• _Goal_: Drop the pictures, then extract the listing word for word.

• _Raw records_:
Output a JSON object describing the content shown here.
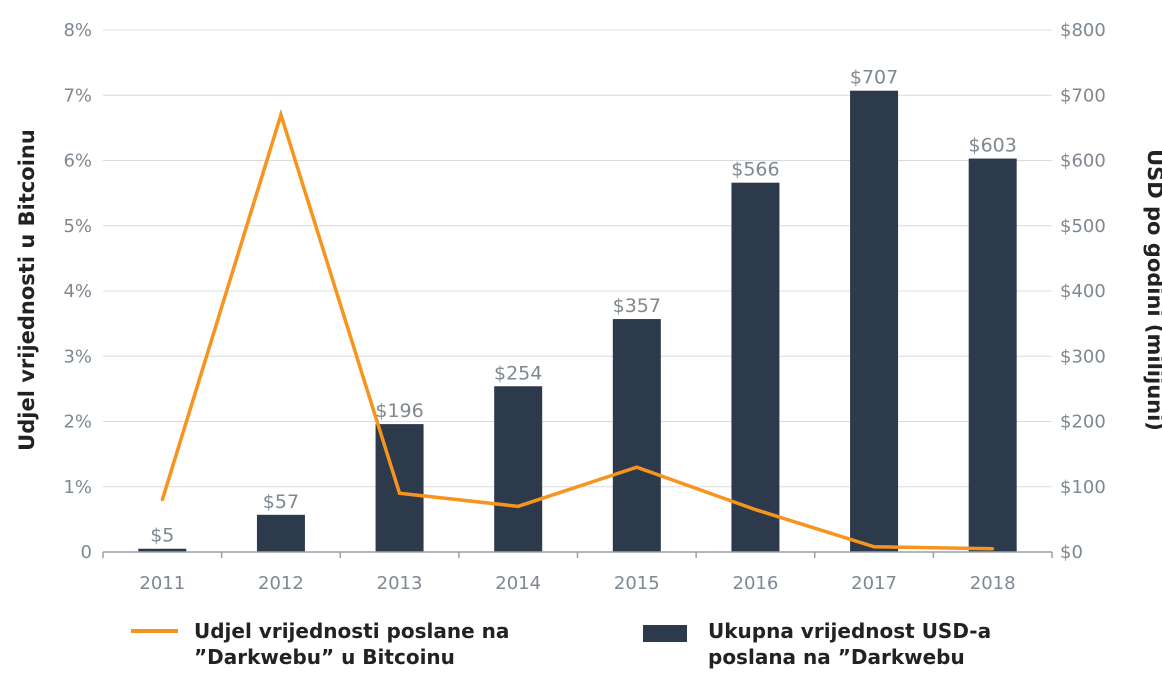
{
  "chart_data": {
    "type": "bar",
    "categories": [
      "2011",
      "2012",
      "2013",
      "2014",
      "2015",
      "2016",
      "2017",
      "2018"
    ],
    "series": [
      {
        "name": "Ukupna vrijednost USD-a poslana na ”Darkwebu",
        "chart": "bar",
        "axis": "right",
        "values": [
          5,
          57,
          196,
          254,
          357,
          566,
          707,
          603
        ],
        "data_labels": [
          "$5",
          "$57",
          "$196",
          "$254",
          "$357",
          "$566",
          "$707",
          "$603"
        ],
        "color": "#2d3a4b"
      },
      {
        "name": "Udjel vrijednosti poslane na ”Darkwebu” u Bitcoinu",
        "chart": "line",
        "axis": "left",
        "values": [
          0.8,
          6.7,
          0.9,
          0.7,
          1.3,
          0.65,
          0.08,
          0.05
        ],
        "color": "#f7941d"
      }
    ],
    "left_axis": {
      "label": "Udjel vrijednosti u Bitcoinu",
      "ylim": [
        0,
        8
      ],
      "ticks": [
        "0",
        "1%",
        "2%",
        "3%",
        "4%",
        "5%",
        "6%",
        "7%",
        "8%"
      ]
    },
    "right_axis": {
      "label": "USD po godini (milijuni)",
      "ylim": [
        0,
        800
      ],
      "ticks": [
        "$0",
        "$100",
        "$200",
        "$300",
        "$400",
        "$500",
        "$600",
        "$700",
        "$800"
      ]
    },
    "grid": true,
    "legend": {
      "placement": "bottom",
      "line_label_1": "Udjel vrijednosti poslane na",
      "line_label_2": "”Darkwebu” u Bitcoinu",
      "bar_label_1": "Ukupna vrijednost USD-a",
      "bar_label_2": "poslana na ”Darkwebu"
    }
  }
}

• _Solution below_:
Output a JSON object describing the content shown here.
{
  "chart_data": {
    "type": "bar",
    "categories": [
      "2011",
      "2012",
      "2013",
      "2014",
      "2015",
      "2016",
      "2017",
      "2018"
    ],
    "series": [
      {
        "name": "Ukupna vrijednost USD-a poslana na ”Darkwebu",
        "chart": "bar",
        "axis": "right",
        "values": [
          5,
          57,
          196,
          254,
          357,
          566,
          707,
          603
        ],
        "data_labels": [
          "$5",
          "$57",
          "$196",
          "$254",
          "$357",
          "$566",
          "$707",
          "$603"
        ],
        "color": "#2d3a4b"
      },
      {
        "name": "Udjel vrijednosti poslane na ”Darkwebu” u Bitcoinu",
        "chart": "line",
        "axis": "left",
        "values": [
          0.8,
          6.7,
          0.9,
          0.7,
          1.3,
          0.65,
          0.08,
          0.05
        ],
        "color": "#f7941d"
      }
    ],
    "left_axis": {
      "label": "Udjel vrijednosti u Bitcoinu",
      "ylim": [
        0,
        8
      ],
      "ticks": [
        "0",
        "1%",
        "2%",
        "3%",
        "4%",
        "5%",
        "6%",
        "7%",
        "8%"
      ]
    },
    "right_axis": {
      "label": "USD po godini (milijuni)",
      "ylim": [
        0,
        800
      ],
      "ticks": [
        "$0",
        "$100",
        "$200",
        "$300",
        "$400",
        "$500",
        "$600",
        "$700",
        "$800"
      ]
    },
    "grid": true,
    "legend": {
      "placement": "bottom",
      "line_label_1": "Udjel vrijednosti poslane na",
      "line_label_2": "”Darkwebu” u Bitcoinu",
      "bar_label_1": "Ukupna vrijednost USD-a",
      "bar_label_2": "poslana na ”Darkwebu"
    }
  }
}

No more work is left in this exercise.